Aim: Copy every line of the entries that includes the word "JSON".

------ Available records

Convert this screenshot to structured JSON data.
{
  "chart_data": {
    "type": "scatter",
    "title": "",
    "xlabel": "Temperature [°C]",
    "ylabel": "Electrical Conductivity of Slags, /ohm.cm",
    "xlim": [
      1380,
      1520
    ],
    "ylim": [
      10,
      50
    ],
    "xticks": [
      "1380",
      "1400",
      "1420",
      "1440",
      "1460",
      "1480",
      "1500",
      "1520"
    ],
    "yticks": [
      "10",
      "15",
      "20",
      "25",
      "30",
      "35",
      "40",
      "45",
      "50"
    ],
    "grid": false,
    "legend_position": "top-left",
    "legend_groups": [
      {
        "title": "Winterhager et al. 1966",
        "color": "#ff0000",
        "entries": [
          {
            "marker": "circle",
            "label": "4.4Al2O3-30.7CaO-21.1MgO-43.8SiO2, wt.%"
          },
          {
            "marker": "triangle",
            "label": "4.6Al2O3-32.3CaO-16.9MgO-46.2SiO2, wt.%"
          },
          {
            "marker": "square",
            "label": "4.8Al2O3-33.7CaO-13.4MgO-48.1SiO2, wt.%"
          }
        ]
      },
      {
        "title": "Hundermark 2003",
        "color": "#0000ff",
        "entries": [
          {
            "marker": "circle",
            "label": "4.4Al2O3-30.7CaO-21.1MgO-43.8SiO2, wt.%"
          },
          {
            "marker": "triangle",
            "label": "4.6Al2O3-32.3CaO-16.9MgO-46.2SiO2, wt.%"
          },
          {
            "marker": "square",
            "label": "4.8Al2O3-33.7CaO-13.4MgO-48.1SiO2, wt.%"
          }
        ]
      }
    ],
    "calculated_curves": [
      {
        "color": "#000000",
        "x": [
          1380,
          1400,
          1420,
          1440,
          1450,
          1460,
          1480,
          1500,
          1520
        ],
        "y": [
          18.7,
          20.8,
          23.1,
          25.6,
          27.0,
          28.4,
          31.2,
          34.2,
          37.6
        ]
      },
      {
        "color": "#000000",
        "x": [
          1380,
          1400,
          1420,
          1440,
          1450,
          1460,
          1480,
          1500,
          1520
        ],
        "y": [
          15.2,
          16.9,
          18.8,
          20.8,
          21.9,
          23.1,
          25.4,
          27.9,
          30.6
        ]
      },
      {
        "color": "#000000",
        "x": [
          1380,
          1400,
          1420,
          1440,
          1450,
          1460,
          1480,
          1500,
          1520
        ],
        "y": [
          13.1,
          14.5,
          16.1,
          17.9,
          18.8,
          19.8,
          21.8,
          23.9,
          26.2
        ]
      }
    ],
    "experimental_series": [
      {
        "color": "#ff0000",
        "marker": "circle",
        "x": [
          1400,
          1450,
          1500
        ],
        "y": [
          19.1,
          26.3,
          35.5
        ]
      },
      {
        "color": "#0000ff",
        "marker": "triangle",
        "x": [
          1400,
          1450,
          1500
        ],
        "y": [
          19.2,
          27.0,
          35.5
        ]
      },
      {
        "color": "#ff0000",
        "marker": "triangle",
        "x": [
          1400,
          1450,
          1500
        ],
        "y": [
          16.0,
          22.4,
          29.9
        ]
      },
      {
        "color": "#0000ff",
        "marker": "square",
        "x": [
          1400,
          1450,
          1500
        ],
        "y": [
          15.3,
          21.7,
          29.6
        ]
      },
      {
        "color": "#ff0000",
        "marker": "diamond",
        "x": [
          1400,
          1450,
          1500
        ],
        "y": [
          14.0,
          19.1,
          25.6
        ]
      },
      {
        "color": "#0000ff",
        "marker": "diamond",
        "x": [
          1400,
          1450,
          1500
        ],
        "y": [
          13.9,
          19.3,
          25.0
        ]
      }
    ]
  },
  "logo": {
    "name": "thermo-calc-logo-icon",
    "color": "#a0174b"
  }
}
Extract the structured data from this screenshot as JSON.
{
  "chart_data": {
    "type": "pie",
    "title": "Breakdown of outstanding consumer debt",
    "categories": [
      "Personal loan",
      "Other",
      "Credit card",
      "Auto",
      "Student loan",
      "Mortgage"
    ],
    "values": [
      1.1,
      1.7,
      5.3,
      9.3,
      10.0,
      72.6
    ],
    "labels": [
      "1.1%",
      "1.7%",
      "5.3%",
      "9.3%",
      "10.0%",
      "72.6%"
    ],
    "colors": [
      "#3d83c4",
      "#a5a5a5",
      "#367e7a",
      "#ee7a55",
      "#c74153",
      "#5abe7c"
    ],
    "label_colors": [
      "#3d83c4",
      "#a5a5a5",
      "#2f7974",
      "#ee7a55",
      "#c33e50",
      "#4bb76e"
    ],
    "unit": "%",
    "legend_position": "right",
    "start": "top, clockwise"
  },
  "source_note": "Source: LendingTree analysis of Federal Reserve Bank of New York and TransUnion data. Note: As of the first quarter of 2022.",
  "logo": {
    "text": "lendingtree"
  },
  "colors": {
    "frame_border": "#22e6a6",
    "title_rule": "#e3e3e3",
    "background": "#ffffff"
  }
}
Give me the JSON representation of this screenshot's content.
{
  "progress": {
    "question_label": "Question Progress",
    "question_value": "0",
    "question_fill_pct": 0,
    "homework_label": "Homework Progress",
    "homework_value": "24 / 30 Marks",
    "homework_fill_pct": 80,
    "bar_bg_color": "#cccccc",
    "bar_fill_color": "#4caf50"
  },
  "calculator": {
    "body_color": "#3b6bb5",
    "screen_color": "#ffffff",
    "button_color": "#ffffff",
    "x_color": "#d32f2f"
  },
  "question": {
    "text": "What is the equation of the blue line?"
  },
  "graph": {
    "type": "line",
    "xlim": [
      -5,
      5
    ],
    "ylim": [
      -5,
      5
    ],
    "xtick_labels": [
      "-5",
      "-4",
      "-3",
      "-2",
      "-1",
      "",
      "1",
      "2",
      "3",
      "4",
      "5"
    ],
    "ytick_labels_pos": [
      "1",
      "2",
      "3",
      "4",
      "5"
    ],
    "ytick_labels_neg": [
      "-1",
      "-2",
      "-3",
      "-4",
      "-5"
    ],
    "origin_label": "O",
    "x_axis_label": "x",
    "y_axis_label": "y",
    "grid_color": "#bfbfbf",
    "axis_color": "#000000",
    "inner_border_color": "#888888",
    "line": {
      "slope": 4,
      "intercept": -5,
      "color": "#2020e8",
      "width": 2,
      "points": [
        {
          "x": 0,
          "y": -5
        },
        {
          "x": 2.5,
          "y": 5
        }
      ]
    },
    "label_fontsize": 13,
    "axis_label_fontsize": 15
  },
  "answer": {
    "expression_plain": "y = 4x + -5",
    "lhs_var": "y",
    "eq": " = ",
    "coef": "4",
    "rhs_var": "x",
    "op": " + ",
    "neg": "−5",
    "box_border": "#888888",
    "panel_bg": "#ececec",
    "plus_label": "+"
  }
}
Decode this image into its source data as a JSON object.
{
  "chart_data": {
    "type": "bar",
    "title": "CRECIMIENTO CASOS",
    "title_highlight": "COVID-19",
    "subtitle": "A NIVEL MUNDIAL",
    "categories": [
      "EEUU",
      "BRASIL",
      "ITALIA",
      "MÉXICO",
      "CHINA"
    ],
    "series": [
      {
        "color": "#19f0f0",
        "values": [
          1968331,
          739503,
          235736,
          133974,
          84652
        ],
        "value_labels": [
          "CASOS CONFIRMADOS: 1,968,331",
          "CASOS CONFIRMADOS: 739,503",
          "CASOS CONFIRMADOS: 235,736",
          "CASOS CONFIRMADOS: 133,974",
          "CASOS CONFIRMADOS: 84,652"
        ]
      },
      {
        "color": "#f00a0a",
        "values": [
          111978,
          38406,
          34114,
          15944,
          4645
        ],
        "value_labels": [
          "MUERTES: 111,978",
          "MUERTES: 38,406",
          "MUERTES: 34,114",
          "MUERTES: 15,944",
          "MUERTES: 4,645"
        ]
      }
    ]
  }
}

------------

Answer for the task:
Convert this screenshot to structured JSON data.
Extract the structured data from this screenshot as JSON.
Give me the JSON representation of this screenshot's content.
Decode this image into its source data as a JSON object.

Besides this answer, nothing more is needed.